> To be done:
Copy the lines below word for word, starting at the line that contains "Localize all elements." and ending at the line that contains "right-clamp [907, 143, 923, 152]", including both of those lines. Leave out the pictures.

> Data extract:
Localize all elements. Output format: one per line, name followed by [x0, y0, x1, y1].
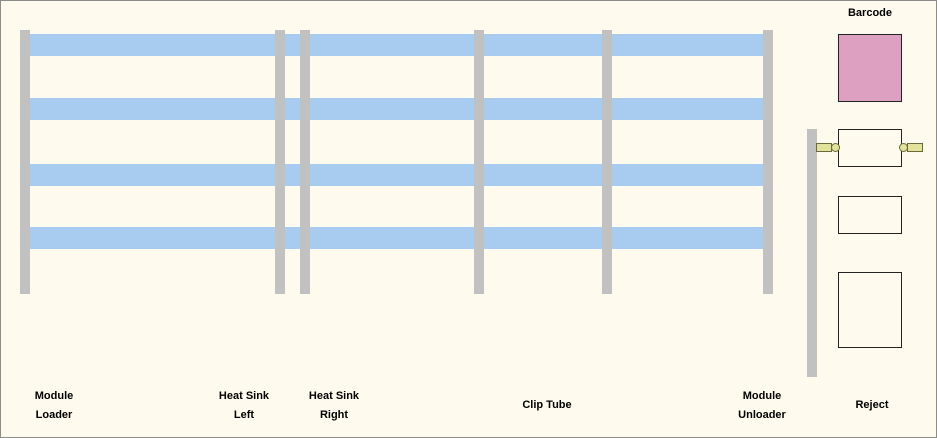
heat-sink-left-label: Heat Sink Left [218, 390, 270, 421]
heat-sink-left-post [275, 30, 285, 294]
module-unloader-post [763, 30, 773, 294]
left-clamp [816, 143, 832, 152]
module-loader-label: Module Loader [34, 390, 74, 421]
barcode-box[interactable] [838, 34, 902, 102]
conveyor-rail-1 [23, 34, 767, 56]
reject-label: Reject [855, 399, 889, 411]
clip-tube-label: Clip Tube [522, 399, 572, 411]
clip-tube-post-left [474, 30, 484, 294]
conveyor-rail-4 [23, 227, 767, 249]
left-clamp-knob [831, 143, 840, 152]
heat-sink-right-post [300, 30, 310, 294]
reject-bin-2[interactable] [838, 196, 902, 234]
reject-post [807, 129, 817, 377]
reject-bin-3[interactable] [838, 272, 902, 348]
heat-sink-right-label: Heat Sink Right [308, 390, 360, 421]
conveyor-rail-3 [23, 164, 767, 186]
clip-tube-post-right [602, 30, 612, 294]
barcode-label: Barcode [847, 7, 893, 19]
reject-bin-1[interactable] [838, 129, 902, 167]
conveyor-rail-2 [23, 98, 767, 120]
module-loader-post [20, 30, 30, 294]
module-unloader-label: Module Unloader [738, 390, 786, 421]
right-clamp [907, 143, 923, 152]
==
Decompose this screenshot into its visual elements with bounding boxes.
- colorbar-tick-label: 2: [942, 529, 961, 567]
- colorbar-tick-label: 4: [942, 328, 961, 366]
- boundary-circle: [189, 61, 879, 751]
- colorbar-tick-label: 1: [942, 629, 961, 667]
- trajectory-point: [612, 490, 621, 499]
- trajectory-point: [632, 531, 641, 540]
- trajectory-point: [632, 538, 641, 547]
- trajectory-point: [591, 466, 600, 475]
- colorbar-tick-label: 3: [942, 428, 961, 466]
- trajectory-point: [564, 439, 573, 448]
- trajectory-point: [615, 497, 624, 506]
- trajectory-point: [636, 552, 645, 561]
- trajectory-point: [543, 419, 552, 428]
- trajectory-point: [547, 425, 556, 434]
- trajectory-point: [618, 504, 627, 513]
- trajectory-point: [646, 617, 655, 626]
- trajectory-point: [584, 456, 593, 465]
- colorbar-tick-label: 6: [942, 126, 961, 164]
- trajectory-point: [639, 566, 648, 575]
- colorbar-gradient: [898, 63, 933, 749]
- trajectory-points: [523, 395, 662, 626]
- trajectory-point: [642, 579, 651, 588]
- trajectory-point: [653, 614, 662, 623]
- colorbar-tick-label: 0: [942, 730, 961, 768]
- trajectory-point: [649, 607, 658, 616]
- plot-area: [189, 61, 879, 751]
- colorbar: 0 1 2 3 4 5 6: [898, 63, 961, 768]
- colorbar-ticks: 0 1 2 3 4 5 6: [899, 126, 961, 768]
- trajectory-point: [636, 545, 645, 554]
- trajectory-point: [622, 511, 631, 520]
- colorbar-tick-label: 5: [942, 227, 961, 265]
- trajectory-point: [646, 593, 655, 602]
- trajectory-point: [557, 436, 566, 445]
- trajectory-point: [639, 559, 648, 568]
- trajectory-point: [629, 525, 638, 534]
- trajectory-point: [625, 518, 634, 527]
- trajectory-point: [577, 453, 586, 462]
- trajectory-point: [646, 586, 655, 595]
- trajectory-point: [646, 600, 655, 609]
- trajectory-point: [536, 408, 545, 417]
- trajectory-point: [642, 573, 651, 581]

> Complete response:
Localize all elements. Output format: one per line, name followed by [x0, y0, x1, y1].
heat-sink-left-label: Heat Sink Left [218, 390, 270, 421]
heat-sink-left-post [275, 30, 285, 294]
module-unloader-post [763, 30, 773, 294]
left-clamp [816, 143, 832, 152]
module-loader-label: Module Loader [34, 390, 74, 421]
barcode-box[interactable] [838, 34, 902, 102]
conveyor-rail-1 [23, 34, 767, 56]
reject-label: Reject [855, 399, 889, 411]
clip-tube-label: Clip Tube [522, 399, 572, 411]
clip-tube-post-left [474, 30, 484, 294]
conveyor-rail-4 [23, 227, 767, 249]
left-clamp-knob [831, 143, 840, 152]
heat-sink-right-post [300, 30, 310, 294]
reject-bin-2[interactable] [838, 196, 902, 234]
reject-post [807, 129, 817, 377]
reject-bin-3[interactable] [838, 272, 902, 348]
heat-sink-right-label: Heat Sink Right [308, 390, 360, 421]
conveyor-rail-3 [23, 164, 767, 186]
clip-tube-post-right [602, 30, 612, 294]
barcode-label: Barcode [847, 7, 893, 19]
reject-bin-1[interactable] [838, 129, 902, 167]
conveyor-rail-2 [23, 98, 767, 120]
module-loader-post [20, 30, 30, 294]
module-unloader-label: Module Unloader [738, 390, 786, 421]
right-clamp [907, 143, 923, 152]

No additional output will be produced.